## YOUR OBJECTIVE
Work out the number of lines in the listing that include the string "drives". Reply with that number alone.

## RECORD EXTRACTS
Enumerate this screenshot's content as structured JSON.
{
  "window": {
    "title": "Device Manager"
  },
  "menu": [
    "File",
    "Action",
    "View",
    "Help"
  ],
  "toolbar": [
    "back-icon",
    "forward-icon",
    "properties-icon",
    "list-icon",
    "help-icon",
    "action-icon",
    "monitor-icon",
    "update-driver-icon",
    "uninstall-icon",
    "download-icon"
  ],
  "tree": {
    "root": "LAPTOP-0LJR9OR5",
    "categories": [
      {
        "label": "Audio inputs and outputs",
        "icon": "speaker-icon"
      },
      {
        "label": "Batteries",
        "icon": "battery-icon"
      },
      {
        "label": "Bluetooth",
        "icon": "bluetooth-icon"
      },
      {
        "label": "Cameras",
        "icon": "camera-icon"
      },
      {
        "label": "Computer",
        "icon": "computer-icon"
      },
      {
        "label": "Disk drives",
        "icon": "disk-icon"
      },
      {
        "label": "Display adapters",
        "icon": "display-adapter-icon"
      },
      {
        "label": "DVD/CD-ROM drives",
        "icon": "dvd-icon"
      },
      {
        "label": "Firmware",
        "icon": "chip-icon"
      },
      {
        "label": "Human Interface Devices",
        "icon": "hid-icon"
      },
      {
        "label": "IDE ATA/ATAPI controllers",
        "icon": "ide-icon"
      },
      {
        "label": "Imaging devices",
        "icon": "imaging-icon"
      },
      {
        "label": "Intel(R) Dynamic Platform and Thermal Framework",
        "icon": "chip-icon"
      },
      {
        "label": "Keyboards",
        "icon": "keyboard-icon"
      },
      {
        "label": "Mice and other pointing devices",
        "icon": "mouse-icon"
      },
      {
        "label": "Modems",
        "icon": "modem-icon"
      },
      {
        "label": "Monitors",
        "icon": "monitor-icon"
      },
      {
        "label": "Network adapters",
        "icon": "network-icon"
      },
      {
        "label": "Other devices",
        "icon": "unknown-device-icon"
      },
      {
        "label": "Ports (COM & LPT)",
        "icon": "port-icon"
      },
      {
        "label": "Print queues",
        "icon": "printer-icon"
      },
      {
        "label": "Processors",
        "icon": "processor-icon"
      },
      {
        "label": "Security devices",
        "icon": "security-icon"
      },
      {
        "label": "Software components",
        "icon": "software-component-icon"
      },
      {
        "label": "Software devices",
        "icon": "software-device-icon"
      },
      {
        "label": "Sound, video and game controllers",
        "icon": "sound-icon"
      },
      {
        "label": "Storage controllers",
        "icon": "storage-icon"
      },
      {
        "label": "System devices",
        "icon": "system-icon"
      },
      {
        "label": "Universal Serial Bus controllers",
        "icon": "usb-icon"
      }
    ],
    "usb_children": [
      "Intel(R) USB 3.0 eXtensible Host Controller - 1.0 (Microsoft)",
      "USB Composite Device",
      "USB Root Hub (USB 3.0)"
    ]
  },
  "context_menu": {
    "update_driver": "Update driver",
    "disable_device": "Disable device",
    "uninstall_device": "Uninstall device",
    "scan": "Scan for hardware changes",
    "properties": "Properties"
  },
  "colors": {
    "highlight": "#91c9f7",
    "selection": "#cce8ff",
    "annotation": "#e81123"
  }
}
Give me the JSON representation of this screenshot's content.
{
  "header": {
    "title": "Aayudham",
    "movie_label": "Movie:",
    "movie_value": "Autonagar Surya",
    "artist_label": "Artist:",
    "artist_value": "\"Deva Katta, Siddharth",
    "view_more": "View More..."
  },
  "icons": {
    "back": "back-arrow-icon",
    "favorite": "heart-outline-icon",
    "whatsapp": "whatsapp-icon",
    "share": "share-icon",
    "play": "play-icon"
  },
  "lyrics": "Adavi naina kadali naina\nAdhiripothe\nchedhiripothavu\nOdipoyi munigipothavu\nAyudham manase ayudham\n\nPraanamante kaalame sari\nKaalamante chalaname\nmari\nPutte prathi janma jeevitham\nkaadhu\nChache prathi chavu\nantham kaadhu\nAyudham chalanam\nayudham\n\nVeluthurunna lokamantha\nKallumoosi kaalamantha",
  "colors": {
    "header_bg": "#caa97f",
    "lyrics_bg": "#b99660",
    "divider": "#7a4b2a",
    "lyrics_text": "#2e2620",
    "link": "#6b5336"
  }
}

## SOLUTION
2